> OBJECTIVE
Quote the whole listing word for word. Do not include the pictures.

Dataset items
◇ ◇ ◇

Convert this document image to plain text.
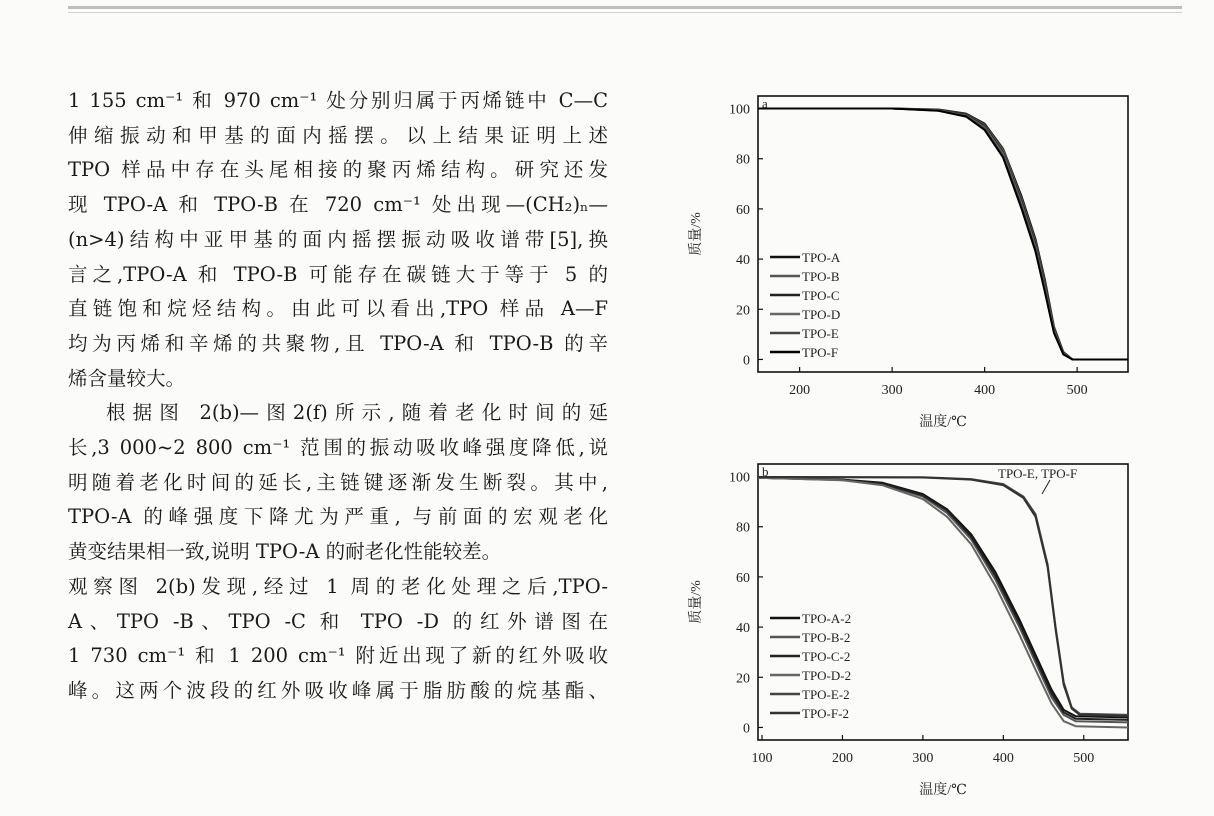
1 155 cm⁻¹ 和 970 cm⁻¹ 处分别归属于丙烯链中 C—C
伸缩振动和甲基的面内摇摆。以上结果证明上述
TPO 样品中存在头尾相接的聚丙烯结构。研究还发
现 TPO-A 和 TPO-B 在 720 cm⁻¹ 处出现—(CH₂)ₙ—
(n>4)结构中亚甲基的面内摇摆振动吸收谱带[5],换
言之,TPO-A 和 TPO-B 可能存在碳链大于等于 5 的
直链饱和烷烃结构。由此可以看出,TPO 样品 A—F
均为丙烯和辛烯的共聚物,且 TPO-A 和 TPO-B 的辛
烯含量较大。

根据图 2(b)—图2(f)所示,随着老化时间的延
长,3 000~2 800 cm⁻¹ 范围的振动吸收峰强度降低,说
明随着老化时间的延长,主链键逐渐发生断裂。其中,
TPO-A 的峰强度下降尤为严重, 与前面的宏观老化
黄变结果相一致,说明 TPO-A 的耐老化性能较差。

观察图 2(b)发现,经过 1 周的老化处理之后,TPO-
A、TPO -B、TPO -C 和 TPO -D 的红外谱图在
1 730 cm⁻¹ 和 1 200 cm⁻¹ 附近出现了新的红外吸收
峰。这两个波段的红外吸收峰属于脂肪酸的烷基酯、

a
0
20
40
60
80
100
200	300	400	500
温度/℃
质量/%
TPO-A
TPO-B
TPO-C
TPO-D
TPO-E
TPO-F
b
0
20
40
60
80
100
100	200	300	400	500
温度/℃
质量/%	TPO-A-2
TPO-B-2
TPO-C-2
TPO-D-2
TPO-E-2
TPO-F-2
TPO-E, TPO-F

◇ ◇ ◇

> ANSWER FOR THIS EXERCISE
Convert this document image to plain text.
1 155 cm⁻¹ 和 970 cm⁻¹ 处分别归属于丙烯链中 C—C
伸缩振动和甲基的面内摇摆。以上结果证明上述
TPO 样品中存在头尾相接的聚丙烯结构。研究还发
现 TPO-A 和 TPO-B 在 720 cm⁻¹ 处出现—(CH₂)ₙ—
(n>4)结构中亚甲基的面内摇摆振动吸收谱带[5],换
言之,TPO-A 和 TPO-B 可能存在碳链大于等于 5 的
直链饱和烷烃结构。由此可以看出,TPO 样品 A—F
均为丙烯和辛烯的共聚物,且 TPO-A 和 TPO-B 的辛
烯含量较大。

根据图 2(b)—图2(f)所示,随着老化时间的延
长,3 000~2 800 cm⁻¹ 范围的振动吸收峰强度降低,说
明随着老化时间的延长,主链键逐渐发生断裂。其中,
TPO-A 的峰强度下降尤为严重, 与前面的宏观老化
黄变结果相一致,说明 TPO-A 的耐老化性能较差。

观察图 2(b)发现,经过 1 周的老化处理之后,TPO-
A、TPO -B、TPO -C 和 TPO -D 的红外谱图在
1 730 cm⁻¹ 和 1 200 cm⁻¹ 附近出现了新的红外吸收
峰。这两个波段的红外吸收峰属于脂肪酸的烷基酯、

a
0
20
40
60
80
100
200	300	400	500
温度/℃
质量/%
TPO-A
TPO-B
TPO-C
TPO-D
TPO-E
TPO-F
b
0
20
40
60
80
100
100	200	300	400	500
温度/℃
质量/%	TPO-A-2
TPO-B-2
TPO-C-2
TPO-D-2
TPO-E-2
TPO-F-2
TPO-E, TPO-F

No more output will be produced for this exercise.